▶ GIVEN RECORDS

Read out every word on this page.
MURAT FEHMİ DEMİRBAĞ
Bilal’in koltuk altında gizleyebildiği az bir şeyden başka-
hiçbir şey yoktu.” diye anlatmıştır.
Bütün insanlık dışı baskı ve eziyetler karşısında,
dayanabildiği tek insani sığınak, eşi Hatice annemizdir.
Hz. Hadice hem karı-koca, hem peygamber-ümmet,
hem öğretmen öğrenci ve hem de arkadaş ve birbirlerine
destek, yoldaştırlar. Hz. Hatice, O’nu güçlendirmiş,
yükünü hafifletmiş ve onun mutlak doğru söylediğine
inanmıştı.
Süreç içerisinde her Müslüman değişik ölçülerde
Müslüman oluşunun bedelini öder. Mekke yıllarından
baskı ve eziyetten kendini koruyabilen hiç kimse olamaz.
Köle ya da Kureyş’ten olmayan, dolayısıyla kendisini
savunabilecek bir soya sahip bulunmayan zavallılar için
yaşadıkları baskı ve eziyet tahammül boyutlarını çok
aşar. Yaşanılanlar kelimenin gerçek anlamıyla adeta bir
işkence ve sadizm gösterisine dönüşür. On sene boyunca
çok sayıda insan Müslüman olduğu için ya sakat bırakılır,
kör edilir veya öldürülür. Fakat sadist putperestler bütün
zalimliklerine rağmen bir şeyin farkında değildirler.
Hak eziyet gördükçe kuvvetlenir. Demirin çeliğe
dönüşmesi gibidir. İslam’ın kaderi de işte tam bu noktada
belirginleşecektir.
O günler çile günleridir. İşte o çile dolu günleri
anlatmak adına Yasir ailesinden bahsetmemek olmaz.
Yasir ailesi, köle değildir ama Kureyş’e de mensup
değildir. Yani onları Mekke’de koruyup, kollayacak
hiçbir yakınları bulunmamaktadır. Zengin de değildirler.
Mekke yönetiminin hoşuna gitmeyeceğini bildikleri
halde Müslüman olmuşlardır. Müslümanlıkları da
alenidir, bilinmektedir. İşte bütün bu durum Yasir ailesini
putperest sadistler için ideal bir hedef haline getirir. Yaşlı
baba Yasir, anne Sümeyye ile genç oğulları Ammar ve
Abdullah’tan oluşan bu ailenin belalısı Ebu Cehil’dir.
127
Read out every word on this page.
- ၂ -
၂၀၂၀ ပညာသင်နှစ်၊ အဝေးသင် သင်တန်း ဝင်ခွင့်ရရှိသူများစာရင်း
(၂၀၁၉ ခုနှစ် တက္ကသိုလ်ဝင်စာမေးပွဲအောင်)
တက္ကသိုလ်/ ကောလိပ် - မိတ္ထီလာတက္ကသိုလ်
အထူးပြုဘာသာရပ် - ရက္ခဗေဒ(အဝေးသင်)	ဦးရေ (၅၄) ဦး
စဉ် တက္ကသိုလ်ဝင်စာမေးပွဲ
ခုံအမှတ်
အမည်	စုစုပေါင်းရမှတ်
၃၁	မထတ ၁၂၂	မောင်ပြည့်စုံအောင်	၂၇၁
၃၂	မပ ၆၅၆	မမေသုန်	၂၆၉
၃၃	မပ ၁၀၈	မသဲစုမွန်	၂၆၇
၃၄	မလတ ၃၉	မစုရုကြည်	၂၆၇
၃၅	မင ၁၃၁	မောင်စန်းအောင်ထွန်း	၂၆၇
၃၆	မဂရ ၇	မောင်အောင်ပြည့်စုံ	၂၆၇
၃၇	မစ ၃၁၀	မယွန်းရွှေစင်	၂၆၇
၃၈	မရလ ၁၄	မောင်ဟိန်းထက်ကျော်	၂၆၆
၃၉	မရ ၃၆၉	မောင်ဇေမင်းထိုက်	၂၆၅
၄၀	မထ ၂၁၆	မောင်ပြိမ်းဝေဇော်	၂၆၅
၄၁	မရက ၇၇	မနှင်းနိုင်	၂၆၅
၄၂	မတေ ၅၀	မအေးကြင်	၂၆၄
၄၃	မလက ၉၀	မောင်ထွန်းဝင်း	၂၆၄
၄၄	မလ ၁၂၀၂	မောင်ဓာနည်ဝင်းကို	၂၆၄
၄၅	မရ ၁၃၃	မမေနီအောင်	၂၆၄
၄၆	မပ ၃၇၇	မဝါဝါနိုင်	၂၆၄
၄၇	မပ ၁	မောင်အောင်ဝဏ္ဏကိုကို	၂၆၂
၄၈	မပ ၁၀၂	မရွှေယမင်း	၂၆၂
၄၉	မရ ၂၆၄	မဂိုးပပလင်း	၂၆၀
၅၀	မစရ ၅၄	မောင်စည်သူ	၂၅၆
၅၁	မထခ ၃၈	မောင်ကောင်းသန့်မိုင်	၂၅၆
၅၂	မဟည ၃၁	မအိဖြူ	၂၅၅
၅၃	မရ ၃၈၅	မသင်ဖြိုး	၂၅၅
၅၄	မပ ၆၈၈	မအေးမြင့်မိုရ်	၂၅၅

▶ PROBLEM REQUIREMENTS
Each line that has the word "hiçbir" counts once. How many such lines are in the data? Give the number alone.

▶ TASK RESPONSE
2